• Task statement
Reproduce all of the records exactly.

• Raw records
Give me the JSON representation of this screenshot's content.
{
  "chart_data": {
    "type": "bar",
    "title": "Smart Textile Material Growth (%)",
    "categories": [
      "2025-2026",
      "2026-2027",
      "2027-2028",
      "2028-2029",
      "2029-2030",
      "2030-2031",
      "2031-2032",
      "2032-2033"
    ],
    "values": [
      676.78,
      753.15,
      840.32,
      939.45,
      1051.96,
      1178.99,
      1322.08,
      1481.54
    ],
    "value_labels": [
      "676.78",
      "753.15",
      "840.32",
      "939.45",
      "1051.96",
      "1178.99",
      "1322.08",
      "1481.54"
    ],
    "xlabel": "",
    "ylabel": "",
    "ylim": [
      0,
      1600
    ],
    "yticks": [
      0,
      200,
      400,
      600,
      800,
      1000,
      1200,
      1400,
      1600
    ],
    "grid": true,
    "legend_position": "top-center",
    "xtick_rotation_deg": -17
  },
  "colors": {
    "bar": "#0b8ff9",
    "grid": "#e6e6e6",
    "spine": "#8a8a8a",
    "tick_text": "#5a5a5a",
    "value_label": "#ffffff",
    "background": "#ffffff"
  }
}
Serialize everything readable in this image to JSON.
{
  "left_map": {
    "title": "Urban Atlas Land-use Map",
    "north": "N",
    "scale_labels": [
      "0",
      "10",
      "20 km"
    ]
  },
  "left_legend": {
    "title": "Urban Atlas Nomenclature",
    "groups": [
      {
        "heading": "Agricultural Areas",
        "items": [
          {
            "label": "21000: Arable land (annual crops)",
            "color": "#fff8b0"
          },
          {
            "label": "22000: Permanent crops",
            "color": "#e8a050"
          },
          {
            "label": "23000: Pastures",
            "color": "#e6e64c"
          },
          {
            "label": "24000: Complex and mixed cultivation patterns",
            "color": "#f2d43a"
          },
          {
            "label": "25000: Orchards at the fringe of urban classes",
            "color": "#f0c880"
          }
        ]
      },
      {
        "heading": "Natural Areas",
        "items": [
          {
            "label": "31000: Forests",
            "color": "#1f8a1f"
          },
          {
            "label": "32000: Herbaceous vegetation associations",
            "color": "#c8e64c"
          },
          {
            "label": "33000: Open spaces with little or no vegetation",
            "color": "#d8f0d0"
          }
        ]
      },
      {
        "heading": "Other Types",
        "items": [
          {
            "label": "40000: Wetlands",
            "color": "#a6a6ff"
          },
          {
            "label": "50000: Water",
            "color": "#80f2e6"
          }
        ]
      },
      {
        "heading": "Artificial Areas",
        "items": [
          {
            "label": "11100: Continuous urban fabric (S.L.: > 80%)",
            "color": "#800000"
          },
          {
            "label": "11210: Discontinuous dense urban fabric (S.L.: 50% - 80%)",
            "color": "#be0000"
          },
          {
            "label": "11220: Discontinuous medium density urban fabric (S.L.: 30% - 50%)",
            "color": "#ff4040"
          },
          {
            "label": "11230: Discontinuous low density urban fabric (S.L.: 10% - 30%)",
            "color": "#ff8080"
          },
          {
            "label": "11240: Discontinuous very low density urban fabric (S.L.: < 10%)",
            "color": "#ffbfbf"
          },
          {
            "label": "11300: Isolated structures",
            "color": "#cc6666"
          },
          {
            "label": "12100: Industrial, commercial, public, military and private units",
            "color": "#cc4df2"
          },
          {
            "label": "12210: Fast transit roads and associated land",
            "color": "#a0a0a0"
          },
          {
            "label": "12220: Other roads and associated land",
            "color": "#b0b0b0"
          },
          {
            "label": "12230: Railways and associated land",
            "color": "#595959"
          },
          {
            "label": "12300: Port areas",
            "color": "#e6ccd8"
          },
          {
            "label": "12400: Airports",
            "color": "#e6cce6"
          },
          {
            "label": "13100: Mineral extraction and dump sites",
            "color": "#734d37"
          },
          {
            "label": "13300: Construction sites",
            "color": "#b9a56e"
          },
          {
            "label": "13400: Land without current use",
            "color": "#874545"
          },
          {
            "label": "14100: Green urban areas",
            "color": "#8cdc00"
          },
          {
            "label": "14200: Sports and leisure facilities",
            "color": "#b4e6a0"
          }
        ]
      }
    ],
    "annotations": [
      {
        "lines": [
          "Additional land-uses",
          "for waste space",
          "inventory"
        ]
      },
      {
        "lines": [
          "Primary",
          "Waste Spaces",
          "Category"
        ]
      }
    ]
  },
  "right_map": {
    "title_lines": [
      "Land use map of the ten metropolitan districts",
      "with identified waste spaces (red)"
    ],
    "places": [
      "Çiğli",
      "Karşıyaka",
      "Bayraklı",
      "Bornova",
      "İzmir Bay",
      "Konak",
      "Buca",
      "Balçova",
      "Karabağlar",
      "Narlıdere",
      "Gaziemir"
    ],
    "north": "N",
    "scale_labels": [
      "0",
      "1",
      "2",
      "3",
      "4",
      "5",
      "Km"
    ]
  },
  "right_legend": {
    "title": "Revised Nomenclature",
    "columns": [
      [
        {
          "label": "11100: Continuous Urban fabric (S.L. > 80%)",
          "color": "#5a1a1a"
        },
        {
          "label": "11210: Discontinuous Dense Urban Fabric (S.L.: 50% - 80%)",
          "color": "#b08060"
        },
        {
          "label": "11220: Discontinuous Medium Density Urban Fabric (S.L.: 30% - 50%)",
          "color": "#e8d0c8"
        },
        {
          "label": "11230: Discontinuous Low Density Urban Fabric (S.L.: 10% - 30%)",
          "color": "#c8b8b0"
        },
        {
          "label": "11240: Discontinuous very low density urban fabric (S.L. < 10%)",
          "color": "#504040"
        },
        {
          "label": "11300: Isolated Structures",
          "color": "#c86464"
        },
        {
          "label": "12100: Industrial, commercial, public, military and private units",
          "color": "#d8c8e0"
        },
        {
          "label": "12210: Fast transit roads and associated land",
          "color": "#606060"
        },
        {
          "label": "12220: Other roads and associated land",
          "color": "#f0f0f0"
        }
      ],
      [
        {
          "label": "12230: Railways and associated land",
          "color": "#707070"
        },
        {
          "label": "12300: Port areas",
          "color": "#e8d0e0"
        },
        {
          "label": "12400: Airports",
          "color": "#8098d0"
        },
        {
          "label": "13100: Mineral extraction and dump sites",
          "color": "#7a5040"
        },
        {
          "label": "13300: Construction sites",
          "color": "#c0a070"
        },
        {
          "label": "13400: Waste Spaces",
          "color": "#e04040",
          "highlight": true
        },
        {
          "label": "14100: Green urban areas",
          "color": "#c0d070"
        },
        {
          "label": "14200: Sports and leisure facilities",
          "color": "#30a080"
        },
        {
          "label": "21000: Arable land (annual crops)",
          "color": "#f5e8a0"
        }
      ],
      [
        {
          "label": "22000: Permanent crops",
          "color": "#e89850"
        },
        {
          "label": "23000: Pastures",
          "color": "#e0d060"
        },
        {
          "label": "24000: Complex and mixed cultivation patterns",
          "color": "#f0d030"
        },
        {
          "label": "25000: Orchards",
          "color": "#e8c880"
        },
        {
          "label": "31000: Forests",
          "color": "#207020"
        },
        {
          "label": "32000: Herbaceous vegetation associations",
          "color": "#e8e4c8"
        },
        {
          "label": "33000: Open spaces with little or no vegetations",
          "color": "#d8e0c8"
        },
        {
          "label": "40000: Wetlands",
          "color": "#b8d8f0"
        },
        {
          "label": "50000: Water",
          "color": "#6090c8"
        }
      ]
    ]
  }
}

• Exercise answer
Give me the JSON representation of this screenshot's content.
{
  "chart_data": {
    "type": "bar",
    "title": "Smart Textile Material Growth (%)",
    "categories": [
      "2025-2026",
      "2026-2027",
      "2027-2028",
      "2028-2029",
      "2029-2030",
      "2030-2031",
      "2031-2032",
      "2032-2033"
    ],
    "values": [
      676.78,
      753.15,
      840.32,
      939.45,
      1051.96,
      1178.99,
      1322.08,
      1481.54
    ],
    "value_labels": [
      "676.78",
      "753.15",
      "840.32",
      "939.45",
      "1051.96",
      "1178.99",
      "1322.08",
      "1481.54"
    ],
    "xlabel": "",
    "ylabel": "",
    "ylim": [
      0,
      1600
    ],
    "yticks": [
      0,
      200,
      400,
      600,
      800,
      1000,
      1200,
      1400,
      1600
    ],
    "grid": true,
    "legend_position": "top-center",
    "xtick_rotation_deg": -17
  },
  "colors": {
    "bar": "#0b8ff9",
    "grid": "#e6e6e6",
    "spine": "#8a8a8a",
    "tick_text": "#5a5a5a",
    "value_label": "#ffffff",
    "background": "#ffffff"
  }
}
Serialize everything readable in this image to JSON.
{
  "left_map": {
    "title": "Urban Atlas Land-use Map",
    "north": "N",
    "scale_labels": [
      "0",
      "10",
      "20 km"
    ]
  },
  "left_legend": {
    "title": "Urban Atlas Nomenclature",
    "groups": [
      {
        "heading": "Agricultural Areas",
        "items": [
          {
            "label": "21000: Arable land (annual crops)",
            "color": "#fff8b0"
          },
          {
            "label": "22000: Permanent crops",
            "color": "#e8a050"
          },
          {
            "label": "23000: Pastures",
            "color": "#e6e64c"
          },
          {
            "label": "24000: Complex and mixed cultivation patterns",
            "color": "#f2d43a"
          },
          {
            "label": "25000: Orchards at the fringe of urban classes",
            "color": "#f0c880"
          }
        ]
      },
      {
        "heading": "Natural Areas",
        "items": [
          {
            "label": "31000: Forests",
            "color": "#1f8a1f"
          },
          {
            "label": "32000: Herbaceous vegetation associations",
            "color": "#c8e64c"
          },
          {
            "label": "33000: Open spaces with little or no vegetation",
            "color": "#d8f0d0"
          }
        ]
      },
      {
        "heading": "Other Types",
        "items": [
          {
            "label": "40000: Wetlands",
            "color": "#a6a6ff"
          },
          {
            "label": "50000: Water",
            "color": "#80f2e6"
          }
        ]
      },
      {
        "heading": "Artificial Areas",
        "items": [
          {
            "label": "11100: Continuous urban fabric (S.L.: > 80%)",
            "color": "#800000"
          },
          {
            "label": "11210: Discontinuous dense urban fabric (S.L.: 50% - 80%)",
            "color": "#be0000"
          },
          {
            "label": "11220: Discontinuous medium density urban fabric (S.L.: 30% - 50%)",
            "color": "#ff4040"
          },
          {
            "label": "11230: Discontinuous low density urban fabric (S.L.: 10% - 30%)",
            "color": "#ff8080"
          },
          {
            "label": "11240: Discontinuous very low density urban fabric (S.L.: < 10%)",
            "color": "#ffbfbf"
          },
          {
            "label": "11300: Isolated structures",
            "color": "#cc6666"
          },
          {
            "label": "12100: Industrial, commercial, public, military and private units",
            "color": "#cc4df2"
          },
          {
            "label": "12210: Fast transit roads and associated land",
            "color": "#a0a0a0"
          },
          {
            "label": "12220: Other roads and associated land",
            "color": "#b0b0b0"
          },
          {
            "label": "12230: Railways and associated land",
            "color": "#595959"
          },
          {
            "label": "12300: Port areas",
            "color": "#e6ccd8"
          },
          {
            "label": "12400: Airports",
            "color": "#e6cce6"
          },
          {
            "label": "13100: Mineral extraction and dump sites",
            "color": "#734d37"
          },
          {
            "label": "13300: Construction sites",
            "color": "#b9a56e"
          },
          {
            "label": "13400: Land without current use",
            "color": "#874545"
          },
          {
            "label": "14100: Green urban areas",
            "color": "#8cdc00"
          },
          {
            "label": "14200: Sports and leisure facilities",
            "color": "#b4e6a0"
          }
        ]
      }
    ],
    "annotations": [
      {
        "lines": [
          "Additional land-uses",
          "for waste space",
          "inventory"
        ]
      },
      {
        "lines": [
          "Primary",
          "Waste Spaces",
          "Category"
        ]
      }
    ]
  },
  "right_map": {
    "title_lines": [
      "Land use map of the ten metropolitan districts",
      "with identified waste spaces (red)"
    ],
    "places": [
      "Çiğli",
      "Karşıyaka",
      "Bayraklı",
      "Bornova",
      "İzmir Bay",
      "Konak",
      "Buca",
      "Balçova",
      "Karabağlar",
      "Narlıdere",
      "Gaziemir"
    ],
    "north": "N",
    "scale_labels": [
      "0",
      "1",
      "2",
      "3",
      "4",
      "5",
      "Km"
    ]
  },
  "right_legend": {
    "title": "Revised Nomenclature",
    "columns": [
      [
        {
          "label": "11100: Continuous Urban fabric (S.L. > 80%)",
          "color": "#5a1a1a"
        },
        {
          "label": "11210: Discontinuous Dense Urban Fabric (S.L.: 50% - 80%)",
          "color": "#b08060"
        },
        {
          "label": "11220: Discontinuous Medium Density Urban Fabric (S.L.: 30% - 50%)",
          "color": "#e8d0c8"
        },
        {
          "label": "11230: Discontinuous Low Density Urban Fabric (S.L.: 10% - 30%)",
          "color": "#c8b8b0"
        },
        {
          "label": "11240: Discontinuous very low density urban fabric (S.L. < 10%)",
          "color": "#504040"
        },
        {
          "label": "11300: Isolated Structures",
          "color": "#c86464"
        },
        {
          "label": "12100: Industrial, commercial, public, military and private units",
          "color": "#d8c8e0"
        },
        {
          "label": "12210: Fast transit roads and associated land",
          "color": "#606060"
        },
        {
          "label": "12220: Other roads and associated land",
          "color": "#f0f0f0"
        }
      ],
      [
        {
          "label": "12230: Railways and associated land",
          "color": "#707070"
        },
        {
          "label": "12300: Port areas",
          "color": "#e8d0e0"
        },
        {
          "label": "12400: Airports",
          "color": "#8098d0"
        },
        {
          "label": "13100: Mineral extraction and dump sites",
          "color": "#7a5040"
        },
        {
          "label": "13300: Construction sites",
          "color": "#c0a070"
        },
        {
          "label": "13400: Waste Spaces",
          "color": "#e04040",
          "highlight": true
        },
        {
          "label": "14100: Green urban areas",
          "color": "#c0d070"
        },
        {
          "label": "14200: Sports and leisure facilities",
          "color": "#30a080"
        },
        {
          "label": "21000: Arable land (annual crops)",
          "color": "#f5e8a0"
        }
      ],
      [
        {
          "label": "22000: Permanent crops",
          "color": "#e89850"
        },
        {
          "label": "23000: Pastures",
          "color": "#e0d060"
        },
        {
          "label": "24000: Complex and mixed cultivation patterns",
          "color": "#f0d030"
        },
        {
          "label": "25000: Orchards",
          "color": "#e8c880"
        },
        {
          "label": "31000: Forests",
          "color": "#207020"
        },
        {
          "label": "32000: Herbaceous vegetation associations",
          "color": "#e8e4c8"
        },
        {
          "label": "33000: Open spaces with little or no vegetations",
          "color": "#d8e0c8"
        },
        {
          "label": "40000: Wetlands",
          "color": "#b8d8f0"
        },
        {
          "label": "50000: Water",
          "color": "#6090c8"
        }
      ]
    ]
  }
}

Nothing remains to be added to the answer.